OBJECTIVE: Every record should be copied exactly, except that pictures are to be omitted.

RECORDS:
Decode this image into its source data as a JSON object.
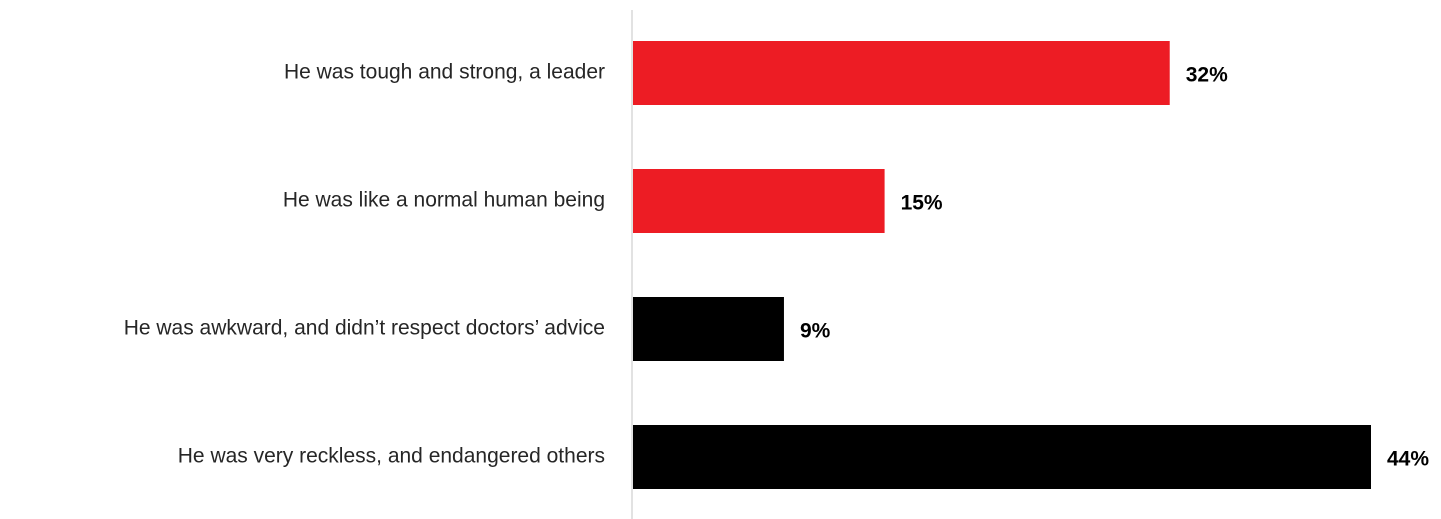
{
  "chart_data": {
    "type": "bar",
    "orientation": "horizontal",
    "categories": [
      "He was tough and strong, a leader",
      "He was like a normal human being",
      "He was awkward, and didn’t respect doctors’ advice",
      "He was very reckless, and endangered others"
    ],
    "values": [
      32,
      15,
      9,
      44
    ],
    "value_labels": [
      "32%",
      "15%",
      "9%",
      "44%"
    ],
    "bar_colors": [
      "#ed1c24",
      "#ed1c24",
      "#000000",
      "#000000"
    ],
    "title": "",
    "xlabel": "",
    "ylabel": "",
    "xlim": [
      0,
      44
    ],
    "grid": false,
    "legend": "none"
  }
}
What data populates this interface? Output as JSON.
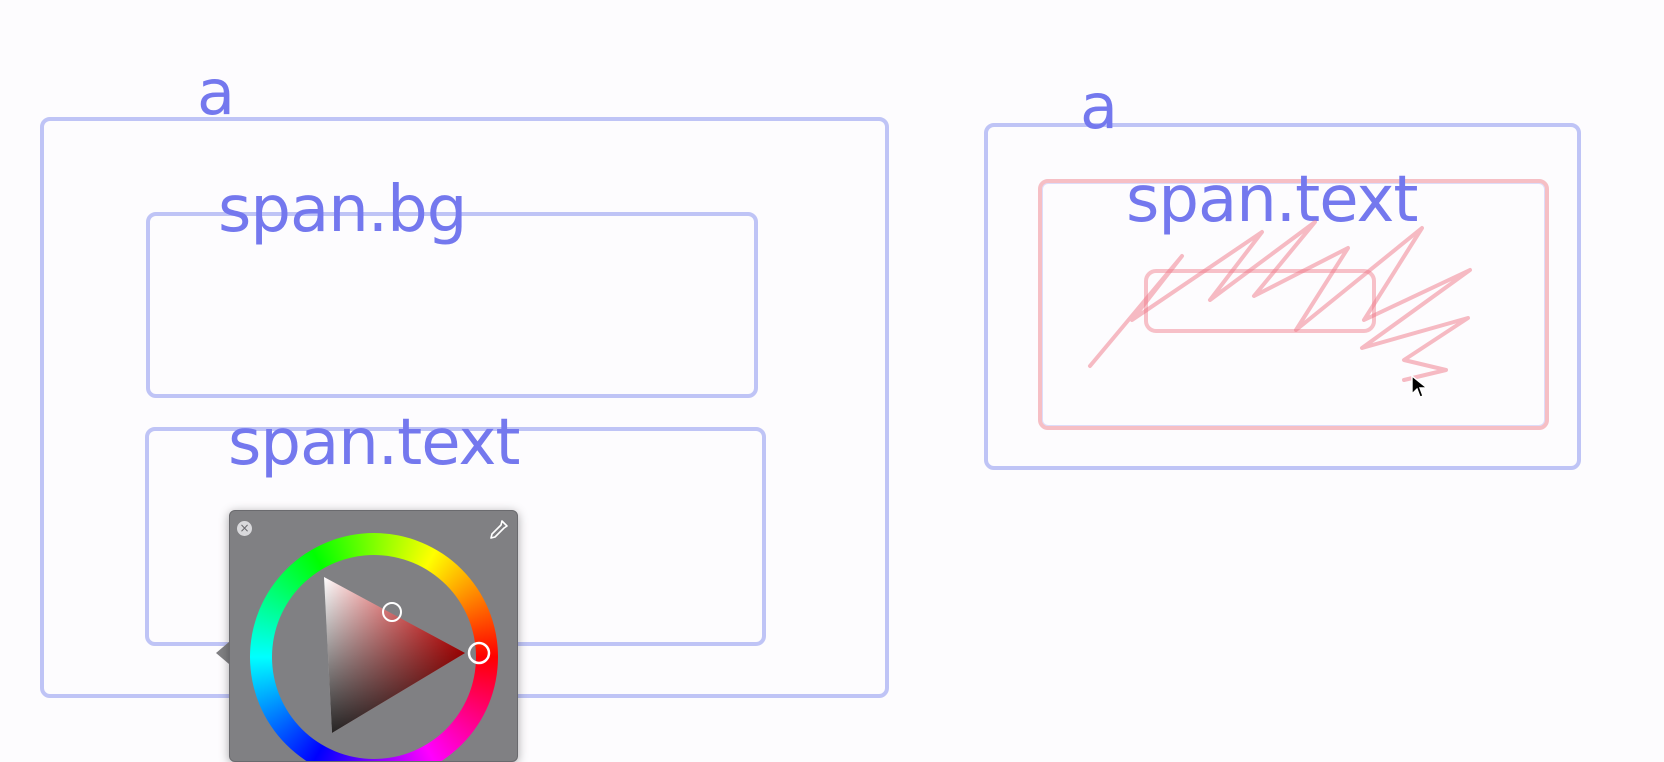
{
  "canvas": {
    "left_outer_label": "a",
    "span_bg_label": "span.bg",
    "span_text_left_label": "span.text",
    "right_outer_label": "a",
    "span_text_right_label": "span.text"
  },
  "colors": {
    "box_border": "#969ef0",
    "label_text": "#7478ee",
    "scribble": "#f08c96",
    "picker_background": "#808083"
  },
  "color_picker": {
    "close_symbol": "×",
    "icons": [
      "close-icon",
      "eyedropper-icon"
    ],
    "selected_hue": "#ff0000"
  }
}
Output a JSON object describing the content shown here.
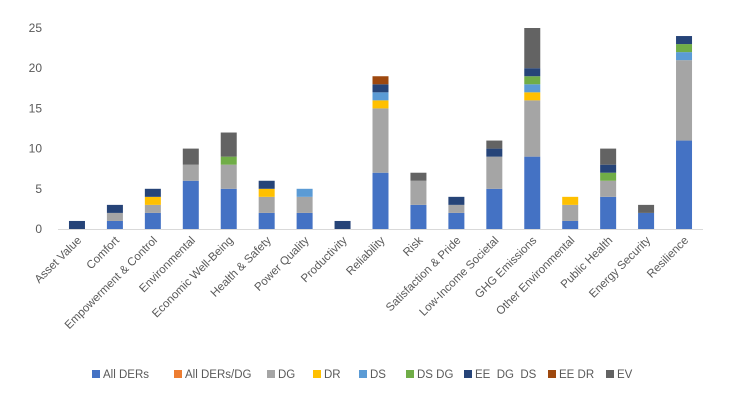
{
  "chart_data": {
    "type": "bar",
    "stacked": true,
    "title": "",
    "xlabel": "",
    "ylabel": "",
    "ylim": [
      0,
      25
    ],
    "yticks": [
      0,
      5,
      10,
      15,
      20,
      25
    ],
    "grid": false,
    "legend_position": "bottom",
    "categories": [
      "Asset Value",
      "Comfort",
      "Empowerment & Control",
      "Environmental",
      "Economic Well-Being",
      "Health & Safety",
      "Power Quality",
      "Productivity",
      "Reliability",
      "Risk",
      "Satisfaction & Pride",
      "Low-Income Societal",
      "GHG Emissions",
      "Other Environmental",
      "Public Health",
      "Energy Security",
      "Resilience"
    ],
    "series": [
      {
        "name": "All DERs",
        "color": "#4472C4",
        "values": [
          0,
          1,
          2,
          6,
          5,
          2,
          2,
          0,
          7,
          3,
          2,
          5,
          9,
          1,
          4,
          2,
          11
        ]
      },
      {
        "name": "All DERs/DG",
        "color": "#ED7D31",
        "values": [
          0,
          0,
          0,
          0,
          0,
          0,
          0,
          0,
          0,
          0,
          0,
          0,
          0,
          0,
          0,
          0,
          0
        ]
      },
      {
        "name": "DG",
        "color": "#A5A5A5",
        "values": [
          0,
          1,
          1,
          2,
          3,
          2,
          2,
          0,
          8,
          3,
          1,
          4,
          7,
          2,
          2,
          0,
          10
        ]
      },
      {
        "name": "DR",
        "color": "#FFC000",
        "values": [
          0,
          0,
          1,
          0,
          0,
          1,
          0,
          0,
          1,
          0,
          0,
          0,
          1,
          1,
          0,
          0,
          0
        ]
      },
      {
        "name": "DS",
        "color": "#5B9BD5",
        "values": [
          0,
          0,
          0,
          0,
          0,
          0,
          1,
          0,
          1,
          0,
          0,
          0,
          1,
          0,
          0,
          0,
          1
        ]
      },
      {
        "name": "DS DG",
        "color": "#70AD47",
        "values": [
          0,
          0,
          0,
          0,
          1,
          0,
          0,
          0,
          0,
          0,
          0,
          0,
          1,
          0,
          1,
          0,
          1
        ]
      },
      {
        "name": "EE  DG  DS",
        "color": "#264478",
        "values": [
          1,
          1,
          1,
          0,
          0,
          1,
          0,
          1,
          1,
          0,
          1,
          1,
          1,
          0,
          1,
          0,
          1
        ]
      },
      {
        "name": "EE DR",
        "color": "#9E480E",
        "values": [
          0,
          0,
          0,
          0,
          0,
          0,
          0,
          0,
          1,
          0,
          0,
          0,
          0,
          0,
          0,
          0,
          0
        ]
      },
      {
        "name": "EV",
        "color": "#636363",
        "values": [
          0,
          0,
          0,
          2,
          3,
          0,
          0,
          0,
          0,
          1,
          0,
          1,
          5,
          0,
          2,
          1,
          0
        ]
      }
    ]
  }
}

RESULT OF THE EXERCISE:
Decode this image into its source data as a JSON object.
{
  "chart_data": {
    "type": "bar",
    "orientation": "horizontal",
    "categories": [
      "He was tough and strong, a leader",
      "He was like a normal human being",
      "He was awkward, and didn’t respect doctors’ advice",
      "He was very reckless, and endangered others"
    ],
    "values": [
      32,
      15,
      9,
      44
    ],
    "value_labels": [
      "32%",
      "15%",
      "9%",
      "44%"
    ],
    "bar_colors": [
      "#ed1c24",
      "#ed1c24",
      "#000000",
      "#000000"
    ],
    "title": "",
    "xlabel": "",
    "ylabel": "",
    "xlim": [
      0,
      44
    ],
    "grid": false,
    "legend": "none"
  }
}
What data populates this interface? Output as JSON.
{
  "canvas": {
    "left_outer_label": "a",
    "span_bg_label": "span.bg",
    "span_text_left_label": "span.text",
    "right_outer_label": "a",
    "span_text_right_label": "span.text"
  },
  "colors": {
    "box_border": "#969ef0",
    "label_text": "#7478ee",
    "scribble": "#f08c96",
    "picker_background": "#808083"
  },
  "color_picker": {
    "close_symbol": "×",
    "icons": [
      "close-icon",
      "eyedropper-icon"
    ],
    "selected_hue": "#ff0000"
  }
}
Output a JSON object describing the content shown here.
{
  "chart_data": {
    "type": "bar",
    "stacked": true,
    "title": "",
    "xlabel": "",
    "ylabel": "",
    "ylim": [
      0,
      25
    ],
    "yticks": [
      0,
      5,
      10,
      15,
      20,
      25
    ],
    "grid": false,
    "legend_position": "bottom",
    "categories": [
      "Asset Value",
      "Comfort",
      "Empowerment & Control",
      "Environmental",
      "Economic Well-Being",
      "Health & Safety",
      "Power Quality",
      "Productivity",
      "Reliability",
      "Risk",
      "Satisfaction & Pride",
      "Low-Income Societal",
      "GHG Emissions",
      "Other Environmental",
      "Public Health",
      "Energy Security",
      "Resilience"
    ],
    "series": [
      {
        "name": "All DERs",
        "color": "#4472C4",
        "values": [
          0,
          1,
          2,
          6,
          5,
          2,
          2,
          0,
          7,
          3,
          2,
          5,
          9,
          1,
          4,
          2,
          11
        ]
      },
      {
        "name": "All DERs/DG",
        "color": "#ED7D31",
        "values": [
          0,
          0,
          0,
          0,
          0,
          0,
          0,
          0,
          0,
          0,
          0,
          0,
          0,
          0,
          0,
          0,
          0
        ]
      },
      {
        "name": "DG",
        "color": "#A5A5A5",
        "values": [
          0,
          1,
          1,
          2,
          3,
          2,
          2,
          0,
          8,
          3,
          1,
          4,
          7,
          2,
          2,
          0,
          10
        ]
      },
      {
        "name": "DR",
        "color": "#FFC000",
        "values": [
          0,
          0,
          1,
          0,
          0,
          1,
          0,
          0,
          1,
          0,
          0,
          0,
          1,
          1,
          0,
          0,
          0
        ]
      },
      {
        "name": "DS",
        "color": "#5B9BD5",
        "values": [
          0,
          0,
          0,
          0,
          0,
          0,
          1,
          0,
          1,
          0,
          0,
          0,
          1,
          0,
          0,
          0,
          1
        ]
      },
      {
        "name": "DS DG",
        "color": "#70AD47",
        "values": [
          0,
          0,
          0,
          0,
          1,
          0,
          0,
          0,
          0,
          0,
          0,
          0,
          1,
          0,
          1,
          0,
          1
        ]
      },
      {
        "name": "EE  DG  DS",
        "color": "#264478",
        "values": [
          1,
          1,
          1,
          0,
          0,
          1,
          0,
          1,
          1,
          0,
          1,
          1,
          1,
          0,
          1,
          0,
          1
        ]
      },
      {
        "name": "EE DR",
        "color": "#9E480E",
        "values": [
          0,
          0,
          0,
          0,
          0,
          0,
          0,
          0,
          1,
          0,
          0,
          0,
          0,
          0,
          0,
          0,
          0
        ]
      },
      {
        "name": "EV",
        "color": "#636363",
        "values": [
          0,
          0,
          0,
          2,
          3,
          0,
          0,
          0,
          0,
          1,
          0,
          1,
          5,
          0,
          2,
          1,
          0
        ]
      }
    ]
  }
}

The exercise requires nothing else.